STATED TASK:
Your task is to transcribe all of the records exactly and leave out the pictures.

-------- LISTING

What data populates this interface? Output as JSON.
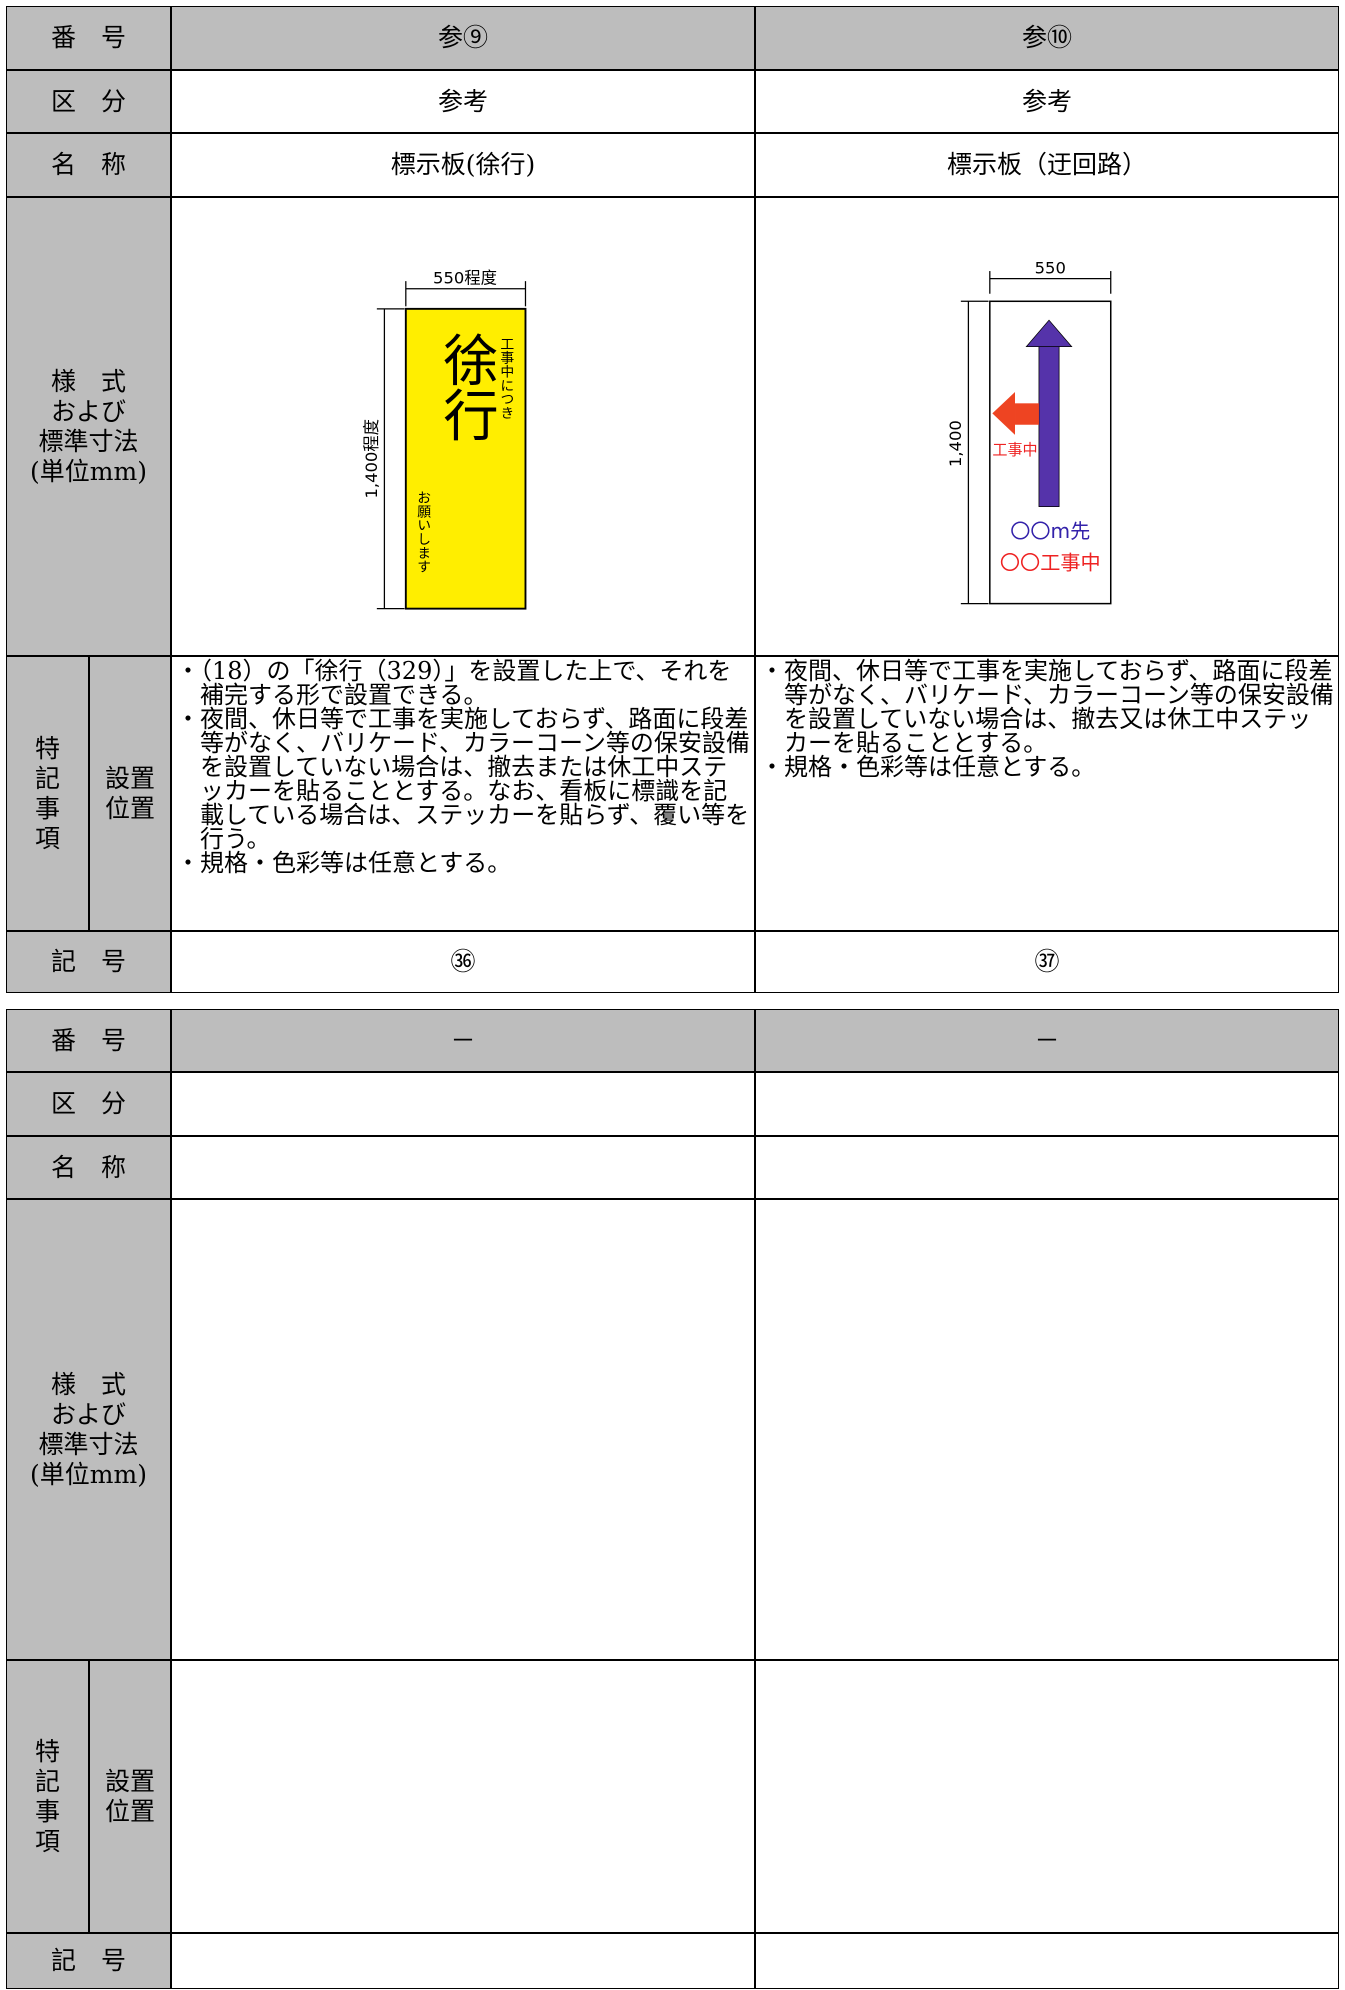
{
  "tables": [
    {
      "row_labels": {
        "number": "番　号",
        "category": "区　分",
        "name": "名　称",
        "format": "様　式\nおよび\n標準寸法\n(単位mm)",
        "notes": "特\n記\n事\n項",
        "notes_sub": "設置\n位置",
        "symbol": "記　号"
      },
      "columns": [
        {
          "number": "参⑨",
          "category": "参考",
          "name": "標示板(徐行)",
          "sign": {
            "width": "550程度",
            "height": "1,400程度",
            "top_text": "工事中につき",
            "main_text": "徐行",
            "bottom_text": "お願いします"
          },
          "notes": [
            "（18）の「徐行（329）」を設置した上で、それを補完する形で設置できる。",
            "夜間、休日等で工事を実施しておらず、路面に段差等がなく、バリケード、カラーコーン等の保安設備を設置していない場合は、撤去または休工中ステッカーを貼ることとする。なお、看板に標識を記載している場合は、ステッカーを貼らず、覆い等を行う。",
            "規格・色彩等は任意とする。"
          ],
          "symbol": "㊱"
        },
        {
          "number": "参⑩",
          "category": "参考",
          "name": "標示板（迂回路）",
          "sign": {
            "width": "550",
            "height": "1,400",
            "arrow_text": "工事中",
            "distance_text": "〇〇m先",
            "work_text": "〇〇工事中"
          },
          "notes": [
            "夜間、休日等で工事を実施しておらず、路面に段差等がなく、バリケード、カラーコーン等の保安設備を設置していない場合は、撤去又は休工中ステッカーを貼ることとする。",
            "規格・色彩等は任意とする。"
          ],
          "symbol": "㊲"
        }
      ]
    },
    {
      "row_labels": {
        "number": "番　号",
        "category": "区　分",
        "name": "名　称",
        "format": "様　式\nおよび\n標準寸法\n(単位mm)",
        "notes": "特\n記\n事\n項",
        "notes_sub": "設置\n位置",
        "symbol": "記　号"
      },
      "columns": [
        {
          "number": "－"
        },
        {
          "number": "－"
        }
      ]
    }
  ]
}
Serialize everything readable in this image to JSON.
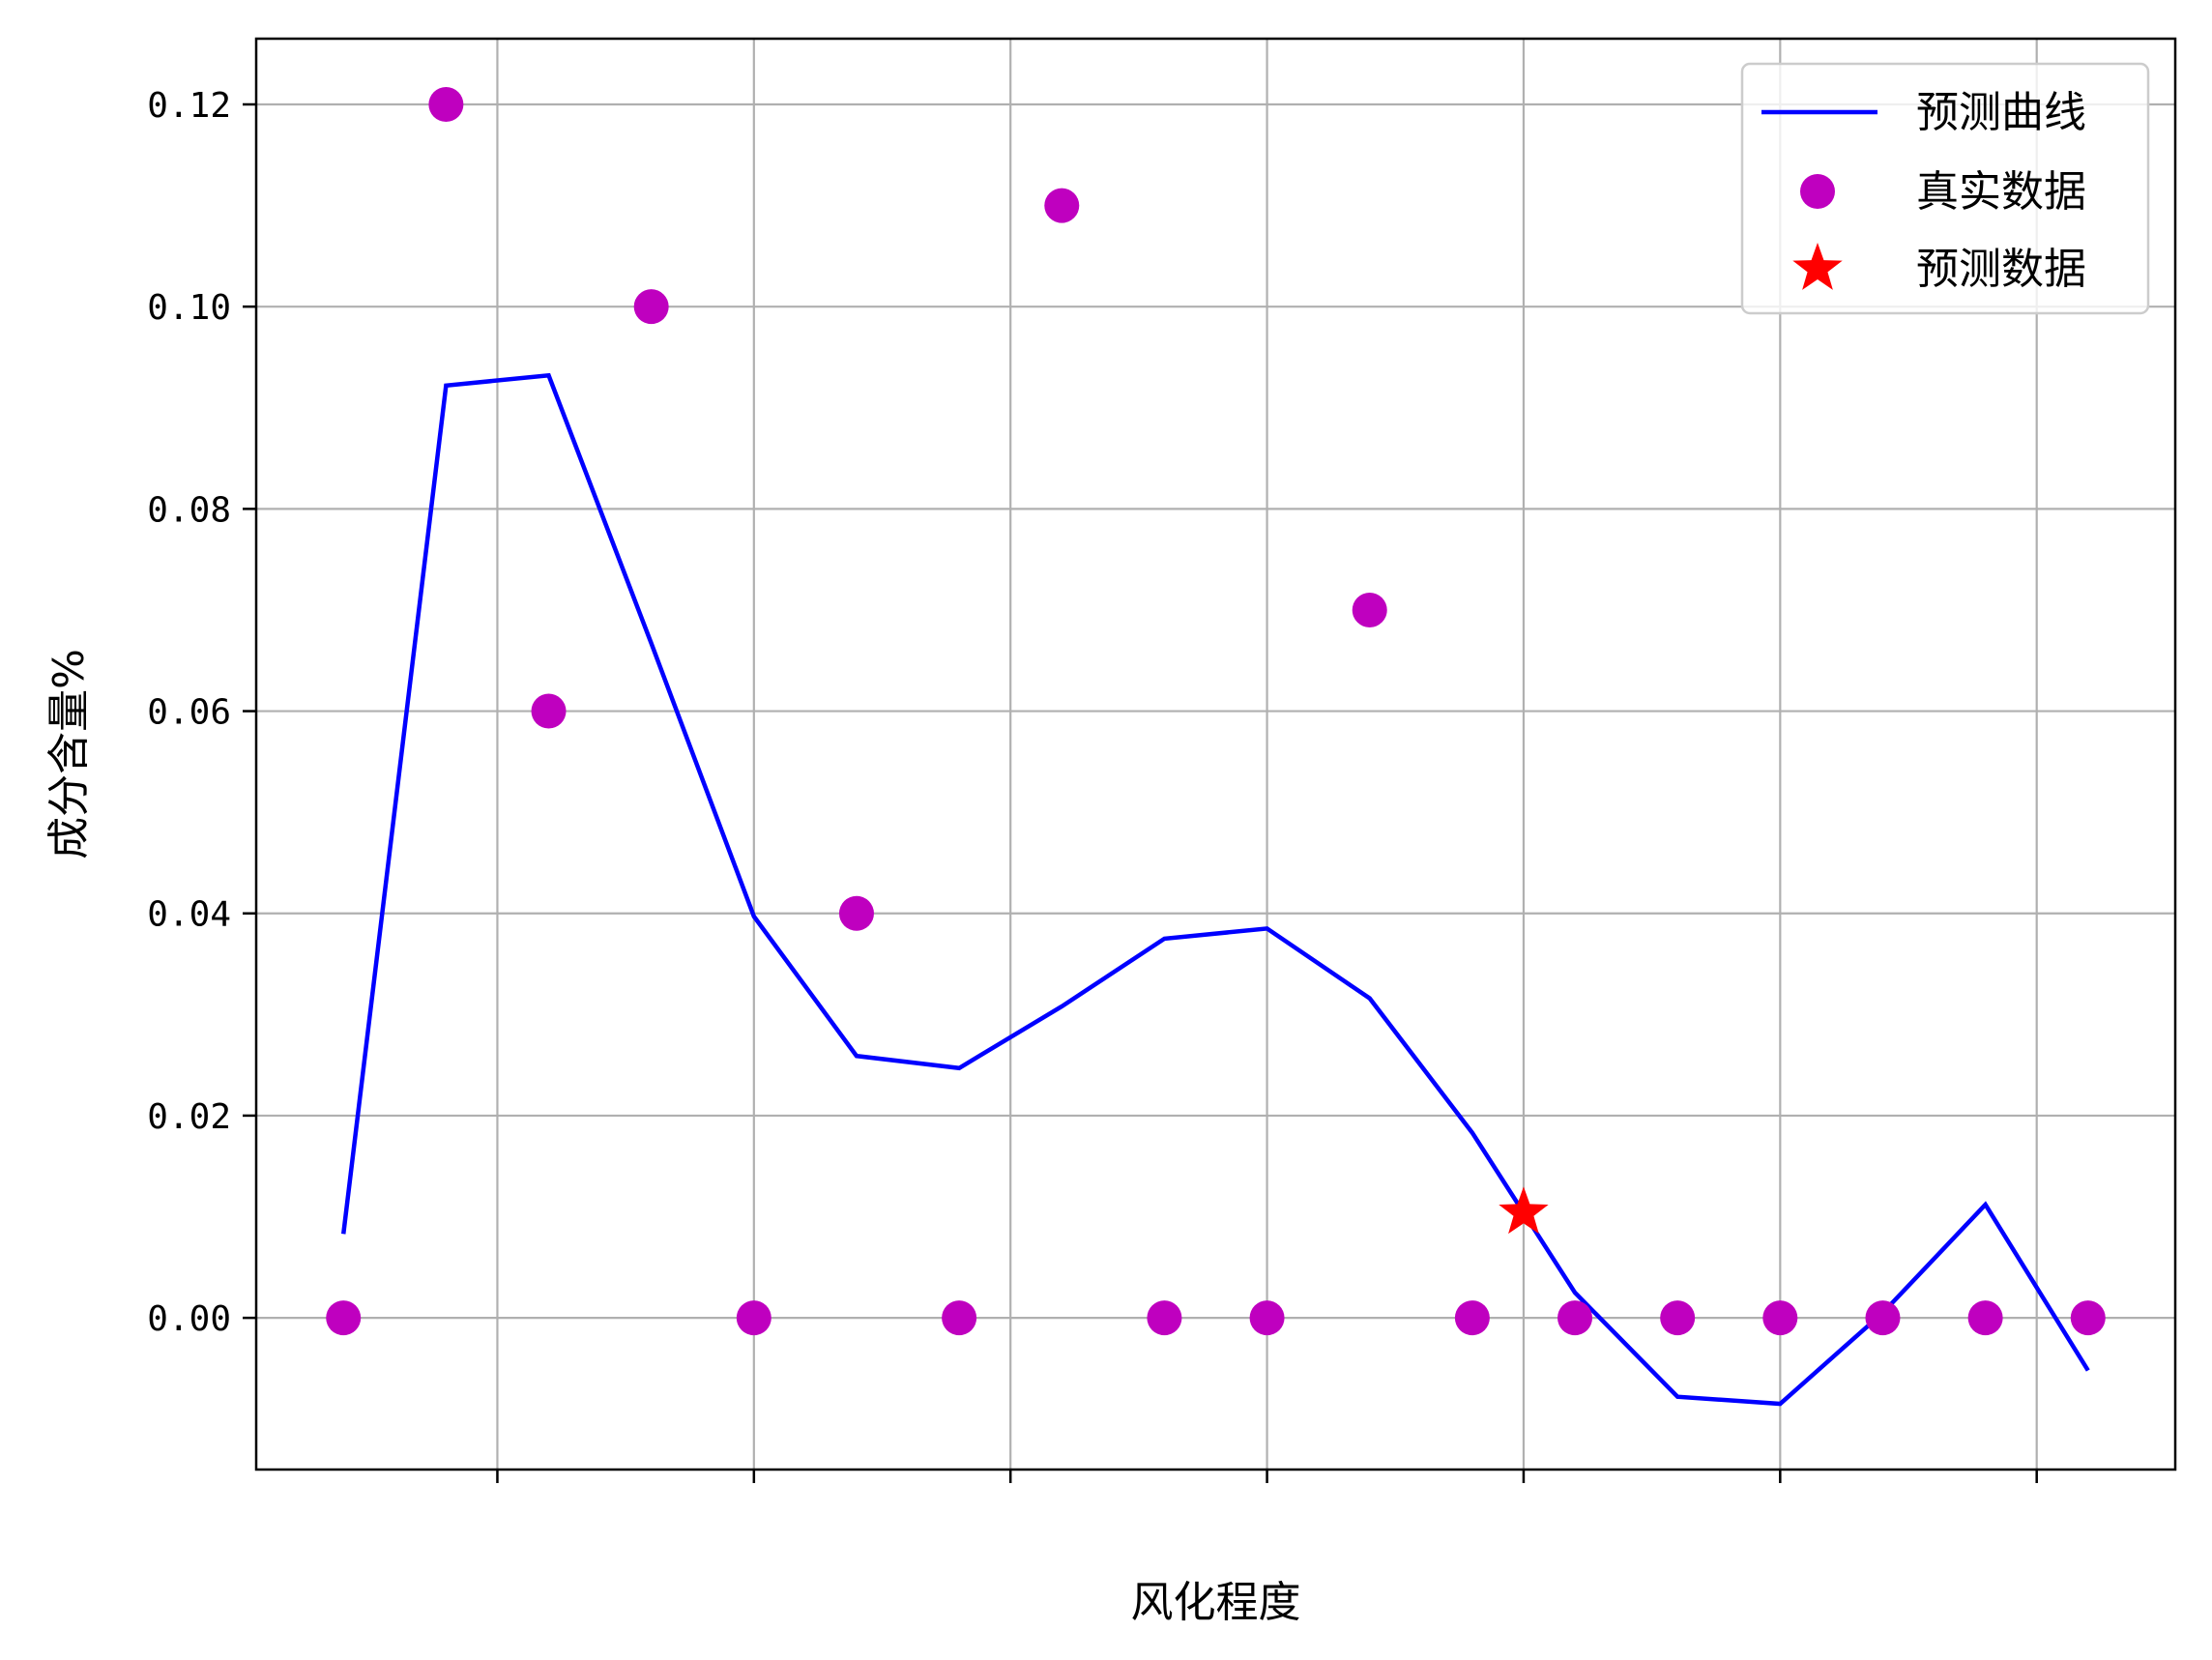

----------------

TASK SOLUTION:
What data populates this interface? Output as JSON.
{
  "tables": [
    {
      "row_labels": {
        "number": "番　号",
        "category": "区　分",
        "name": "名　称",
        "format": "様　式\nおよび\n標準寸法\n(単位mm)",
        "notes": "特\n記\n事\n項",
        "notes_sub": "設置\n位置",
        "symbol": "記　号"
      },
      "columns": [
        {
          "number": "参⑨",
          "category": "参考",
          "name": "標示板(徐行)",
          "sign": {
            "width": "550程度",
            "height": "1,400程度",
            "top_text": "工事中につき",
            "main_text": "徐行",
            "bottom_text": "お願いします"
          },
          "notes": [
            "（18）の「徐行（329）」を設置した上で、それを補完する形で設置できる。",
            "夜間、休日等で工事を実施しておらず、路面に段差等がなく、バリケード、カラーコーン等の保安設備を設置していない場合は、撤去または休工中ステッカーを貼ることとする。なお、看板に標識を記載している場合は、ステッカーを貼らず、覆い等を行う。",
            "規格・色彩等は任意とする。"
          ],
          "symbol": "㊱"
        },
        {
          "number": "参⑩",
          "category": "参考",
          "name": "標示板（迂回路）",
          "sign": {
            "width": "550",
            "height": "1,400",
            "arrow_text": "工事中",
            "distance_text": "〇〇m先",
            "work_text": "〇〇工事中"
          },
          "notes": [
            "夜間、休日等で工事を実施しておらず、路面に段差等がなく、バリケード、カラーコーン等の保安設備を設置していない場合は、撤去又は休工中ステッカーを貼ることとする。",
            "規格・色彩等は任意とする。"
          ],
          "symbol": "㊲"
        }
      ]
    },
    {
      "row_labels": {
        "number": "番　号",
        "category": "区　分",
        "name": "名　称",
        "format": "様　式\nおよび\n標準寸法\n(単位mm)",
        "notes": "特\n記\n事\n項",
        "notes_sub": "設置\n位置",
        "symbol": "記　号"
      },
      "columns": [
        {
          "number": "－"
        },
        {
          "number": "－"
        }
      ]
    }
  ]
}
Serialize everything readable in this image to JSON.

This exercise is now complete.